__Supplied records__.
^^^^^^^^^^^^^^^^

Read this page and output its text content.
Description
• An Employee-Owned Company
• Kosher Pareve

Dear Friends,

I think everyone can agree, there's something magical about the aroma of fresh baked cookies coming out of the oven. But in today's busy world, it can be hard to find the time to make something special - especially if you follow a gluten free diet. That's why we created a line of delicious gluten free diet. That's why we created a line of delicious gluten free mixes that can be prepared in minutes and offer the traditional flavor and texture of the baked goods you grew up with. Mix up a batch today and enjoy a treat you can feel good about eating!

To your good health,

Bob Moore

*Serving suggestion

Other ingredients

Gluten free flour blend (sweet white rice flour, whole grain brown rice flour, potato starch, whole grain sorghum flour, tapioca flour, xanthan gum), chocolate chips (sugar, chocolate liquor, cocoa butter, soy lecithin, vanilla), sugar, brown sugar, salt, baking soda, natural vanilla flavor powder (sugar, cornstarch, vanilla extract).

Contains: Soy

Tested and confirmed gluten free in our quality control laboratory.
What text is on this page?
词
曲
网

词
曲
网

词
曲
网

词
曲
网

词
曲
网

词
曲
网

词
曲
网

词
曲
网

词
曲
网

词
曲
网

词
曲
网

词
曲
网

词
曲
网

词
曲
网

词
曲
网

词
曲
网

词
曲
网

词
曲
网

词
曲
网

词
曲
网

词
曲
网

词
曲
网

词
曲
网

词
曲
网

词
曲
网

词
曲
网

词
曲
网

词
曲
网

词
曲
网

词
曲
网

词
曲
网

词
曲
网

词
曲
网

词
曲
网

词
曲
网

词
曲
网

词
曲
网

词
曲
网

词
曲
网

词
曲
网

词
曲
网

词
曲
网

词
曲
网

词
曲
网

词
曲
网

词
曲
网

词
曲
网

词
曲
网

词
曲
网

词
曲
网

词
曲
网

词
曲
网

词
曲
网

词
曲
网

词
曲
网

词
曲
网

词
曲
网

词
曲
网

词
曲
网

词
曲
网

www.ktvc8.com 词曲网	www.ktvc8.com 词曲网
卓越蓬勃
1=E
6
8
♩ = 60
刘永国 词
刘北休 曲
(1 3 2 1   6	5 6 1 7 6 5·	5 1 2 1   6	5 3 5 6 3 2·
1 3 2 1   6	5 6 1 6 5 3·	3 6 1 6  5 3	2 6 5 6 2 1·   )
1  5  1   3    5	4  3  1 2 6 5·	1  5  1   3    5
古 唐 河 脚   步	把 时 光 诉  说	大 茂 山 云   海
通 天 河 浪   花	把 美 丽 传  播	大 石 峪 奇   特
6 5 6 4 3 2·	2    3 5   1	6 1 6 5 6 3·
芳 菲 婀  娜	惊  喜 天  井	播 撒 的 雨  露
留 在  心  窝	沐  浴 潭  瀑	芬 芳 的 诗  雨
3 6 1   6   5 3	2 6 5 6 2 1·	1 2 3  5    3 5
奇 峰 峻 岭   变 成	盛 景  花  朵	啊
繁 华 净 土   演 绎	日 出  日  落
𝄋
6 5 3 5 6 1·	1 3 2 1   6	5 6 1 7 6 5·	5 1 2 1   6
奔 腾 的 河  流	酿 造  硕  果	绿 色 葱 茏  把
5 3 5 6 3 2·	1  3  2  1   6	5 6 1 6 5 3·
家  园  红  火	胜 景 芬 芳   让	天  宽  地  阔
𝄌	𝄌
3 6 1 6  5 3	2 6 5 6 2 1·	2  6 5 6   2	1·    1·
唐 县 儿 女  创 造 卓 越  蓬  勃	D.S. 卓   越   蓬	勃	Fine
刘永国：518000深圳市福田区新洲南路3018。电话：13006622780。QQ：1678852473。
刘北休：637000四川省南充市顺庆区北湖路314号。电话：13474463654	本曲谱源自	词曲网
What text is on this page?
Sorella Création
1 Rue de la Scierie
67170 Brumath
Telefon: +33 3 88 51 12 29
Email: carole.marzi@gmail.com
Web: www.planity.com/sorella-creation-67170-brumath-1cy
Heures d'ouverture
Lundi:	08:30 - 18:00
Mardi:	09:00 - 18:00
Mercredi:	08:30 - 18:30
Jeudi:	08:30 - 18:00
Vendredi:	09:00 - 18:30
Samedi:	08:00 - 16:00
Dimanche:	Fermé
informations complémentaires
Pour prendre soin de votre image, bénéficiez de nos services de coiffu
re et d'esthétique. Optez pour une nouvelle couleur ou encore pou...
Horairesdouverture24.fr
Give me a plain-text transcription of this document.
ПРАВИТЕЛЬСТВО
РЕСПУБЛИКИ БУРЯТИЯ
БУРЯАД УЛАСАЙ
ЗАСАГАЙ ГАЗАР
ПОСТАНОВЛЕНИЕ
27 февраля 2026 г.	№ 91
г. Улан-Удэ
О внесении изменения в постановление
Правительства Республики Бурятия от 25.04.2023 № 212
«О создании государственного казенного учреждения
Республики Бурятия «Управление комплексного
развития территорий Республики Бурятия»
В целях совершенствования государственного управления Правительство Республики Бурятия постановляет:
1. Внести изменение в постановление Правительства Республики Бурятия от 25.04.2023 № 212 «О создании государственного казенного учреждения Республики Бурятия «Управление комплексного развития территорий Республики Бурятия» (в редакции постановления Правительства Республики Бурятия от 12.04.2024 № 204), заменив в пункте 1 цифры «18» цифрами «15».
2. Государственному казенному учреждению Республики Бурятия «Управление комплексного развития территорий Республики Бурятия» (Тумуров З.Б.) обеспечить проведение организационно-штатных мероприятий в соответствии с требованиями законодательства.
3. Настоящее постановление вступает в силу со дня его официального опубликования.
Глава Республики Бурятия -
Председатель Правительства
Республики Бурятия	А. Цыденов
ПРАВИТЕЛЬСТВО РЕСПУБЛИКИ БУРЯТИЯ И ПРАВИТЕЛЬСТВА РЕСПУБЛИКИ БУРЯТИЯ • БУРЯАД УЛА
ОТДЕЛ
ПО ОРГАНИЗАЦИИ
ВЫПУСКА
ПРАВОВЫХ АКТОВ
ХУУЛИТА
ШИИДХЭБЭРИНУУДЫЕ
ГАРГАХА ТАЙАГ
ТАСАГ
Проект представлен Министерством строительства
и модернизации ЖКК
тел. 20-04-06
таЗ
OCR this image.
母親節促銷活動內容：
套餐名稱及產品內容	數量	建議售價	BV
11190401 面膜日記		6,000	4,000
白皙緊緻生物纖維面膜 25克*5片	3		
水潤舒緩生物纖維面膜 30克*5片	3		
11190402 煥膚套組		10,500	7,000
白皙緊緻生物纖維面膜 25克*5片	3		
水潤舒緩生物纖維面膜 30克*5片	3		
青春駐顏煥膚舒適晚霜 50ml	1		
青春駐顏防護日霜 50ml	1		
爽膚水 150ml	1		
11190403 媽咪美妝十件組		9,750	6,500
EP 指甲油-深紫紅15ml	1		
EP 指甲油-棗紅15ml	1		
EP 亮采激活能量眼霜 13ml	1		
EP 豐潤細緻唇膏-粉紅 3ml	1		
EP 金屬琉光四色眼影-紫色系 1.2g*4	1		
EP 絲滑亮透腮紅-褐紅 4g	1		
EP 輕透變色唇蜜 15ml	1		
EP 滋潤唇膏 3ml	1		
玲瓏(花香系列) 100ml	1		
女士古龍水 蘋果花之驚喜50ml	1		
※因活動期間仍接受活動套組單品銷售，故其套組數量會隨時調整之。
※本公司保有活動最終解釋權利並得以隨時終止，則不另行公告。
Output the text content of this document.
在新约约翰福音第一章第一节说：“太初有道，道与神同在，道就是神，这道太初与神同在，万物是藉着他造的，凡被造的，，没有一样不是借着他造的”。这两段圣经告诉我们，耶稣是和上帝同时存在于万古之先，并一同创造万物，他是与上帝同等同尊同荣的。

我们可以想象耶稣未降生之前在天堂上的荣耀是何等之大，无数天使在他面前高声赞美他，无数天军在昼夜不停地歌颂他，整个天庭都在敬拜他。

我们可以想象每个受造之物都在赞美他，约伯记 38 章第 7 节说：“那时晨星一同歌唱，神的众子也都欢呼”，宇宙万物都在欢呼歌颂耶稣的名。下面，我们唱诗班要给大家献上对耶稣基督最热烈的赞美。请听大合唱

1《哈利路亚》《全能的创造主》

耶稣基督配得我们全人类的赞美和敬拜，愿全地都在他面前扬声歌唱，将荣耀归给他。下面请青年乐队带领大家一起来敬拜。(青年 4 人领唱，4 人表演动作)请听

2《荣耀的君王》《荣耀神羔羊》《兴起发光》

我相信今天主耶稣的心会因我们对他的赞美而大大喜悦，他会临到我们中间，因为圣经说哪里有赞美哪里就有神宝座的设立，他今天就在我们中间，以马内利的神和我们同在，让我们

^^^^^^^^^^^^^^^^

__To do__.
Return a copy of every line that includes the word "image".

__Solution for this exercise__.
Pour prendre soin de votre image, bénéficiez de nos services de coiffu
OCR this image.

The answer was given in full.